FRAGMENTO SELECCIONADO:
______________________________

La construcción de una praxis supraética que no se centra tanto en el moralismo cuanto en la trascendencia del amor cívico y personal fundado en la autonomía de la buena y bella voluntad. El potencial simbólico de las creencias mueve hacia el compromiso, la curiosidad científica y la honestidad intelectual. Darlo todo a cambio de nada, por la ciencia, por los desfavorecidos, por el planeta, requiere una motivación muy especial; no es una propuesta de la prudencia moral, ni para la actuación ordinaria, mucho menos es una exigencia, o deber coactivo, propia de una religión que se tiene por verdadera o con derecho a obligar, sino una inclinación transcendente de la bella y buena razón que es el mejor regalo que hemos podido recibir no sabemos de quien o incluso de Dios. Somos hijos del amor, don.
La confluencia de las religiones y los humanismos (por ej “Islas encendidas”) que, en la acción liberadora, en la contribución a la justicia y al bienestar humano (P. Knitter), es una tarea a caballo de la política institucional, de la crítica antisistema y del cuidado de las personas. Se extiende desde el pequeño óvolo de la viuda hasta las más altas esferas de los organismos internacionales.

______________________________

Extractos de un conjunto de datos
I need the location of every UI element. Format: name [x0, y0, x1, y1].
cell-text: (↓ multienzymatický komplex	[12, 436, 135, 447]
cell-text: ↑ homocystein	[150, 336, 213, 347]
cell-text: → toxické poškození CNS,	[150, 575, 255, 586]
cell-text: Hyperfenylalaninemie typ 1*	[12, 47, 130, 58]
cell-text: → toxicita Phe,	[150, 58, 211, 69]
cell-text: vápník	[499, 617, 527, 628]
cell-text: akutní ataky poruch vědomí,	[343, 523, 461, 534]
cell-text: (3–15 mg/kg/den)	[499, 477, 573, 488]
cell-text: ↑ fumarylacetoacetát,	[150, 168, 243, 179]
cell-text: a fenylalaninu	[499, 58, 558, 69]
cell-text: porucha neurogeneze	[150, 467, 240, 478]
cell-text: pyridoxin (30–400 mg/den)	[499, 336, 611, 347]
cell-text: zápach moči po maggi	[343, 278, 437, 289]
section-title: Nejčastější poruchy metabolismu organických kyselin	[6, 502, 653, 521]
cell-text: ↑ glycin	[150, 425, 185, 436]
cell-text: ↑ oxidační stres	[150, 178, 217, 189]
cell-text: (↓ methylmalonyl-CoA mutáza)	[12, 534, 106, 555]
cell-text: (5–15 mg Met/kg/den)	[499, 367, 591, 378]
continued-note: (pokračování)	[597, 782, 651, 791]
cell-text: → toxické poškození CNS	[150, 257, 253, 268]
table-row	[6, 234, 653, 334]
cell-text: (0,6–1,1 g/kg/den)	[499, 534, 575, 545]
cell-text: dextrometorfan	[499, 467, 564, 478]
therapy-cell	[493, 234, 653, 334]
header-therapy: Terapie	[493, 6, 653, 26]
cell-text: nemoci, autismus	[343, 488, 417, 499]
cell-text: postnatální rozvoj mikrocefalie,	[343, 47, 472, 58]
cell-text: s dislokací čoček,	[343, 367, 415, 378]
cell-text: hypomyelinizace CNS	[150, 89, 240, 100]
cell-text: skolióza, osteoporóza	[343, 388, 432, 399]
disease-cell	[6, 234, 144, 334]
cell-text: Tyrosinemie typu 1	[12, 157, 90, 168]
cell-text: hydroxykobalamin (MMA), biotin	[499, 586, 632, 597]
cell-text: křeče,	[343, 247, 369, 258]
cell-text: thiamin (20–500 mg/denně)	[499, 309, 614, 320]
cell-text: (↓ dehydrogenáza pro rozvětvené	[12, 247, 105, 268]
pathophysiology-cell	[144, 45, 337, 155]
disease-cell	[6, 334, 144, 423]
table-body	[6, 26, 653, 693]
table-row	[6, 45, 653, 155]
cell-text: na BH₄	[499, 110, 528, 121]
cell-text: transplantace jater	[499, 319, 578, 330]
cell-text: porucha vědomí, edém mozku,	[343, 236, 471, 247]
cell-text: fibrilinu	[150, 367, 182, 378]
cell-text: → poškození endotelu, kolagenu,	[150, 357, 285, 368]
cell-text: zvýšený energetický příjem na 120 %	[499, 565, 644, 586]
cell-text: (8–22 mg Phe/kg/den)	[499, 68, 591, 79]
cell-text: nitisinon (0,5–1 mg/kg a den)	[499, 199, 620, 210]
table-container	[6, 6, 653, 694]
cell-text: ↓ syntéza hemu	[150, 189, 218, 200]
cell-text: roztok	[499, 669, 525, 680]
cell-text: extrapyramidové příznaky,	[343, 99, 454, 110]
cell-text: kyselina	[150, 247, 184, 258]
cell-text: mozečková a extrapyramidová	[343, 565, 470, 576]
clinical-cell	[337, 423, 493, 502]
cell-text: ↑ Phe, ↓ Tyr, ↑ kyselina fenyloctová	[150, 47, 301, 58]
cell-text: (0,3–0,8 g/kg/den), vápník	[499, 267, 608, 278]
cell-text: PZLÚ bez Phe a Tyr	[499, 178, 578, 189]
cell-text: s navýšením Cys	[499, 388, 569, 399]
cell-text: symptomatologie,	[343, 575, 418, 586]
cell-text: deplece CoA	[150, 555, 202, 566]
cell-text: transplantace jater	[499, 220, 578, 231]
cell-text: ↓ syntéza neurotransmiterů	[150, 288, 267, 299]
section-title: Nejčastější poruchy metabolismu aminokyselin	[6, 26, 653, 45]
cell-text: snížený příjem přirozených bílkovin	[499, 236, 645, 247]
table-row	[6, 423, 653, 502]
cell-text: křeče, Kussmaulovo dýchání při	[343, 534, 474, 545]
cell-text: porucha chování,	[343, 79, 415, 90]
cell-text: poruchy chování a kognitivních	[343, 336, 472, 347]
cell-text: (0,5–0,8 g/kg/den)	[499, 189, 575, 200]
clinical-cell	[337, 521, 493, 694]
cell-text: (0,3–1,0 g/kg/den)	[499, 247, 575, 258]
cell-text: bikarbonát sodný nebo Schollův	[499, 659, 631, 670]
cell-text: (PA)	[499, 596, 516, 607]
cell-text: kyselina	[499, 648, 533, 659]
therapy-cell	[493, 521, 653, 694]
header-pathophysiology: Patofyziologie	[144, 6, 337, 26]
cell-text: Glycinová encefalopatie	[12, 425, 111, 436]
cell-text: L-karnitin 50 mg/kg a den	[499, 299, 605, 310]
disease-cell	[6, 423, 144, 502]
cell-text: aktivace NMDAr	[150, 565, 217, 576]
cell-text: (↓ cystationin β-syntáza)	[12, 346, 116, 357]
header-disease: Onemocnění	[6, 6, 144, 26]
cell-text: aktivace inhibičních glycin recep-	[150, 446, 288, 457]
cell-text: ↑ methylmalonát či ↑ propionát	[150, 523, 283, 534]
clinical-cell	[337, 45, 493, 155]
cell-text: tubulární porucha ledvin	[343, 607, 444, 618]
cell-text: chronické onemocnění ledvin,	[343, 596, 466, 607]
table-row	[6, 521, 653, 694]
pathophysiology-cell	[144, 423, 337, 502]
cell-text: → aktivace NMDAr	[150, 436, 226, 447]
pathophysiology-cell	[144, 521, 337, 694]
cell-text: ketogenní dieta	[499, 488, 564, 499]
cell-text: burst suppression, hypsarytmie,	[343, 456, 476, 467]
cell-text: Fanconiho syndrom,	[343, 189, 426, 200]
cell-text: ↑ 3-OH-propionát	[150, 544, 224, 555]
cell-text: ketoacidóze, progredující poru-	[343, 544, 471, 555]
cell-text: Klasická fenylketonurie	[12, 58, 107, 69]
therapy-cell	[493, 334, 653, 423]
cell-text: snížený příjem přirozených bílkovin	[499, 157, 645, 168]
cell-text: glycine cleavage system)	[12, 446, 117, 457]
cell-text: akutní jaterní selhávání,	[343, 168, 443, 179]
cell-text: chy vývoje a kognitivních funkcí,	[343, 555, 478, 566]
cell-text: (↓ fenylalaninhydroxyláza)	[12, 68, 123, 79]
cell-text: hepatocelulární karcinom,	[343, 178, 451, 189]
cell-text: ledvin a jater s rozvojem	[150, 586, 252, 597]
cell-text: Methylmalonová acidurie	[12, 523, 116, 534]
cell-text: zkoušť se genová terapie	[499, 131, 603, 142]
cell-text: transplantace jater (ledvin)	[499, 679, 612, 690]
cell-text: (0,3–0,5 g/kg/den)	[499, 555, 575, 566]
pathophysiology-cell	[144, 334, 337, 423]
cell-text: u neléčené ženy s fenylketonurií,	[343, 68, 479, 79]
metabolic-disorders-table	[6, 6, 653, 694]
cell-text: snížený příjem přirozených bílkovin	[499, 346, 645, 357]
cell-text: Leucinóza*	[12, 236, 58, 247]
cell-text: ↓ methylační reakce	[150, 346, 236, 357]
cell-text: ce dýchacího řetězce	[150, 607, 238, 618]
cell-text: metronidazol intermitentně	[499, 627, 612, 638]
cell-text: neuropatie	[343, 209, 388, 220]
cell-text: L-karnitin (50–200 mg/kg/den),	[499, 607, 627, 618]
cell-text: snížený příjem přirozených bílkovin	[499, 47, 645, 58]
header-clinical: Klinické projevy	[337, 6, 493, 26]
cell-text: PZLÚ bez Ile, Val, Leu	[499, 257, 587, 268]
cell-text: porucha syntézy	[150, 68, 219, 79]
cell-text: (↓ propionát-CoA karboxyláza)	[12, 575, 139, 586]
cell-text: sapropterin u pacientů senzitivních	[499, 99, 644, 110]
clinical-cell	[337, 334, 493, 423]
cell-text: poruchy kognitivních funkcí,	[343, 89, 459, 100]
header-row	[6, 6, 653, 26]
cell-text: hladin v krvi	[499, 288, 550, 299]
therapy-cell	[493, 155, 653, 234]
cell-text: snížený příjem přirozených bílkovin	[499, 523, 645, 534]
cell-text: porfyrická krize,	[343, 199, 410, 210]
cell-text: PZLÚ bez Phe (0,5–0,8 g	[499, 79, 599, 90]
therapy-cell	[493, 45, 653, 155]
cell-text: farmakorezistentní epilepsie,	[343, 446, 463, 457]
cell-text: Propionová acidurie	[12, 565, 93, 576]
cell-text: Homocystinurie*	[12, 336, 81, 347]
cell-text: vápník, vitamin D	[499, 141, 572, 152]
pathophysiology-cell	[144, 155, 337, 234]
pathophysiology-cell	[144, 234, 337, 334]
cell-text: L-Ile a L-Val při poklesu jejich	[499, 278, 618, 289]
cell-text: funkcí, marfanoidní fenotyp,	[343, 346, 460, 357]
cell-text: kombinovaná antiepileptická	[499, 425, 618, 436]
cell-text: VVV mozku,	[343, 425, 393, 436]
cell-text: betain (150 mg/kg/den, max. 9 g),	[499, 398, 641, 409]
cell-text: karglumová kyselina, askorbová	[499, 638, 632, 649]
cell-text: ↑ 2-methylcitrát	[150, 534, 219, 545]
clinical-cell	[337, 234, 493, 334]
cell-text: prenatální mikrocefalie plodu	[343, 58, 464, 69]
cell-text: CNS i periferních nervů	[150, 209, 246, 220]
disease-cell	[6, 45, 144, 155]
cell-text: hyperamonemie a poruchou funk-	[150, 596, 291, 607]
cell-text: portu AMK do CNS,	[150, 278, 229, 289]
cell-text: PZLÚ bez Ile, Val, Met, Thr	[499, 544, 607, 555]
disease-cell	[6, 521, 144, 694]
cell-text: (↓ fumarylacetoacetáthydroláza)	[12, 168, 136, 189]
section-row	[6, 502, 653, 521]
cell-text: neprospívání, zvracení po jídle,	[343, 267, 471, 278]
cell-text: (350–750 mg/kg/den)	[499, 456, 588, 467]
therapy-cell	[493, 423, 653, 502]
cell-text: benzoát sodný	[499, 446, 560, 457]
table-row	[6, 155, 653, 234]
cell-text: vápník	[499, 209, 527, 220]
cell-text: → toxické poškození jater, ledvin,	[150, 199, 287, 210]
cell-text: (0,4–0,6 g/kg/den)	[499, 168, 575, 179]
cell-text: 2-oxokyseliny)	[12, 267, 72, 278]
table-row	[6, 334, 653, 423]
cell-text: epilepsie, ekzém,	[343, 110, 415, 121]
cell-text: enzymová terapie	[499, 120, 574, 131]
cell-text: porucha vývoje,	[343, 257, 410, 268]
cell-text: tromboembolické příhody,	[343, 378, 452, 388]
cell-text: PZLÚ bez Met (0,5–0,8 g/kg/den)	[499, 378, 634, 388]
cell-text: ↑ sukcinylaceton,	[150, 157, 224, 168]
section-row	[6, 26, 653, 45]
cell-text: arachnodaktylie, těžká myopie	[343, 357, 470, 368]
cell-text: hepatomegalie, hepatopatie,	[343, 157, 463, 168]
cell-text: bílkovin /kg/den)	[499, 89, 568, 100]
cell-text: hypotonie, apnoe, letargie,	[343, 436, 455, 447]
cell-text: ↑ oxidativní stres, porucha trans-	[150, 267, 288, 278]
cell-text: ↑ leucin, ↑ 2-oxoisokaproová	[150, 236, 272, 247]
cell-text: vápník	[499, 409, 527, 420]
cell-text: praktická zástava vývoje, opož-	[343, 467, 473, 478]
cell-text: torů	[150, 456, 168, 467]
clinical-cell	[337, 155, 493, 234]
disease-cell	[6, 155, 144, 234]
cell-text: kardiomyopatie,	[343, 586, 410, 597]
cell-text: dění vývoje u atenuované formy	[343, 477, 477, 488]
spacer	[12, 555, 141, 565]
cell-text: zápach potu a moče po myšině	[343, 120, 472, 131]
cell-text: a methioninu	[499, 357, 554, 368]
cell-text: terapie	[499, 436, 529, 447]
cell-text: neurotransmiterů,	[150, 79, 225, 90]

______________________________

QUÉ HAY QUE HACER:
Reproduce íntegramente el fragmento seleccionado sobre la praxis supraética, sin cambiar nada. Las entradas son un material independiente del fragmento.

SOLUCIÓN PROPUESTA:
La construcción de una praxis supraética que no se centra tanto en el moralismo cuanto en la trascendencia del amor cívico y personal fundado en la autonomía de la buena y bella voluntad. El potencial simbólico de las creencias mueve hacia el compromiso, la curiosidad científica y la honestidad intelectual. Darlo todo a cambio de nada, por la ciencia, por los desfavorecidos, por el planeta, requiere una motivación muy especial; no es una propuesta de la prudencia moral, ni para la actuación ordinaria, mucho menos es una exigencia, o deber coactivo, propia de una religión que se tiene por verdadera o con derecho a obligar, sino una inclinación transcendente de la bella y buena razón que es el mejor regalo que hemos podido recibir no sabemos de quien o incluso de Dios. Somos hijos del amor, don.
La confluencia de las religiones y los humanismos (por ej “Islas encendidas”) que, en la acción liberadora, en la contribución a la justicia y al bienestar humano (P. Knitter), es una tarea a caballo de la política institucional, de la crítica antisistema y del cuidado de las personas. Se extiende desde el pequeño óvolo de la viuda hasta las más altas esferas de los organismos internacionales.